## AVAILABLE DATA
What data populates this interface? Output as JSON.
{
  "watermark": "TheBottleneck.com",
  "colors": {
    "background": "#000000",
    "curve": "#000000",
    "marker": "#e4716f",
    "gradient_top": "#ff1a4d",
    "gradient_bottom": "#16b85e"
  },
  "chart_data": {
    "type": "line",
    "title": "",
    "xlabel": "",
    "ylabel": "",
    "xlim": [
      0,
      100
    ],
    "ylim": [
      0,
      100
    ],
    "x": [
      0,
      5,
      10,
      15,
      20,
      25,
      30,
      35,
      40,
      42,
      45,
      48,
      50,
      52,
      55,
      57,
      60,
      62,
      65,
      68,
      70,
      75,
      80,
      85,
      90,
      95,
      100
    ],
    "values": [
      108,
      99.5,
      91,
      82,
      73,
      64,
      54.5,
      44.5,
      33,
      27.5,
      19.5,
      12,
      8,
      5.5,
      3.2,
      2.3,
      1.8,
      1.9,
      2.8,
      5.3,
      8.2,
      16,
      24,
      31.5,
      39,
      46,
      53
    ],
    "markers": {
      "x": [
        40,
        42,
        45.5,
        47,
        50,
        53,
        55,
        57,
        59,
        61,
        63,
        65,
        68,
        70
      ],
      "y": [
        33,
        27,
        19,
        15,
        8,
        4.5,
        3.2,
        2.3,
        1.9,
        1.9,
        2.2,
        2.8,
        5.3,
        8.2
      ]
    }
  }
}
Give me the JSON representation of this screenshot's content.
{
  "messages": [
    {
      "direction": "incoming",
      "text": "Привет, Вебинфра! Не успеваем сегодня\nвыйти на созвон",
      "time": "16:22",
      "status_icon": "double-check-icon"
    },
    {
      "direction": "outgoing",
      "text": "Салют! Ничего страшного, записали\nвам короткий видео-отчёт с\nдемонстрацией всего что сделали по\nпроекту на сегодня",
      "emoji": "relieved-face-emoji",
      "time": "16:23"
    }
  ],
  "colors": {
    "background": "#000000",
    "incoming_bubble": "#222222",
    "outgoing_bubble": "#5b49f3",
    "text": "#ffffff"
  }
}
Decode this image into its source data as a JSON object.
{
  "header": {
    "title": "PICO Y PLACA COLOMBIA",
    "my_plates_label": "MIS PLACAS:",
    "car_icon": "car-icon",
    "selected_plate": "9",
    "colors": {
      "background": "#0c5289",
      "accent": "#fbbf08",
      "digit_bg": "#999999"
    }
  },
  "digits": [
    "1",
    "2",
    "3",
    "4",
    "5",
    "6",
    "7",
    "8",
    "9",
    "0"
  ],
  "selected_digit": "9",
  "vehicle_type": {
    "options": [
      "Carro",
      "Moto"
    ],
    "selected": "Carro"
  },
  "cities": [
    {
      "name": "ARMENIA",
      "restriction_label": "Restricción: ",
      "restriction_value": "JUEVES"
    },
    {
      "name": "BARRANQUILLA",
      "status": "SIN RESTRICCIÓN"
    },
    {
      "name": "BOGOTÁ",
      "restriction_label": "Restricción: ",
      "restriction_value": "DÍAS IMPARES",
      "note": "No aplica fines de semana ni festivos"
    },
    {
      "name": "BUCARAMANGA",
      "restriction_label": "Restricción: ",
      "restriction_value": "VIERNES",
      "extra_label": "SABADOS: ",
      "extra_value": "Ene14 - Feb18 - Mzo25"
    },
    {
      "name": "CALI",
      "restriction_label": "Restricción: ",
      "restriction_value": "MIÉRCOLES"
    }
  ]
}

## EXERCISE INSTRUCTIONS
Print every record above exactly as written.

## FULL RESPONSE
What data populates this interface? Output as JSON.
{
  "watermark": "TheBottleneck.com",
  "colors": {
    "background": "#000000",
    "curve": "#000000",
    "marker": "#e4716f",
    "gradient_top": "#ff1a4d",
    "gradient_bottom": "#16b85e"
  },
  "chart_data": {
    "type": "line",
    "title": "",
    "xlabel": "",
    "ylabel": "",
    "xlim": [
      0,
      100
    ],
    "ylim": [
      0,
      100
    ],
    "x": [
      0,
      5,
      10,
      15,
      20,
      25,
      30,
      35,
      40,
      42,
      45,
      48,
      50,
      52,
      55,
      57,
      60,
      62,
      65,
      68,
      70,
      75,
      80,
      85,
      90,
      95,
      100
    ],
    "values": [
      108,
      99.5,
      91,
      82,
      73,
      64,
      54.5,
      44.5,
      33,
      27.5,
      19.5,
      12,
      8,
      5.5,
      3.2,
      2.3,
      1.8,
      1.9,
      2.8,
      5.3,
      8.2,
      16,
      24,
      31.5,
      39,
      46,
      53
    ],
    "markers": {
      "x": [
        40,
        42,
        45.5,
        47,
        50,
        53,
        55,
        57,
        59,
        61,
        63,
        65,
        68,
        70
      ],
      "y": [
        33,
        27,
        19,
        15,
        8,
        4.5,
        3.2,
        2.3,
        1.9,
        1.9,
        2.2,
        2.8,
        5.3,
        8.2
      ]
    }
  }
}
Give me the JSON representation of this screenshot's content.
{
  "messages": [
    {
      "direction": "incoming",
      "text": "Привет, Вебинфра! Не успеваем сегодня\nвыйти на созвон",
      "time": "16:22",
      "status_icon": "double-check-icon"
    },
    {
      "direction": "outgoing",
      "text": "Салют! Ничего страшного, записали\nвам короткий видео-отчёт с\nдемонстрацией всего что сделали по\nпроекту на сегодня",
      "emoji": "relieved-face-emoji",
      "time": "16:23"
    }
  ],
  "colors": {
    "background": "#000000",
    "incoming_bubble": "#222222",
    "outgoing_bubble": "#5b49f3",
    "text": "#ffffff"
  }
}
Decode this image into its source data as a JSON object.
{
  "header": {
    "title": "PICO Y PLACA COLOMBIA",
    "my_plates_label": "MIS PLACAS:",
    "car_icon": "car-icon",
    "selected_plate": "9",
    "colors": {
      "background": "#0c5289",
      "accent": "#fbbf08",
      "digit_bg": "#999999"
    }
  },
  "digits": [
    "1",
    "2",
    "3",
    "4",
    "5",
    "6",
    "7",
    "8",
    "9",
    "0"
  ],
  "selected_digit": "9",
  "vehicle_type": {
    "options": [
      "Carro",
      "Moto"
    ],
    "selected": "Carro"
  },
  "cities": [
    {
      "name": "ARMENIA",
      "restriction_label": "Restricción: ",
      "restriction_value": "JUEVES"
    },
    {
      "name": "BARRANQUILLA",
      "status": "SIN RESTRICCIÓN"
    },
    {
      "name": "BOGOTÁ",
      "restriction_label": "Restricción: ",
      "restriction_value": "DÍAS IMPARES",
      "note": "No aplica fines de semana ni festivos"
    },
    {
      "name": "BUCARAMANGA",
      "restriction_label": "Restricción: ",
      "restriction_value": "VIERNES",
      "extra_label": "SABADOS: ",
      "extra_value": "Ene14 - Feb18 - Mzo25"
    },
    {
      "name": "CALI",
      "restriction_label": "Restricción: ",
      "restriction_value": "MIÉRCOLES"
    }
  ]
}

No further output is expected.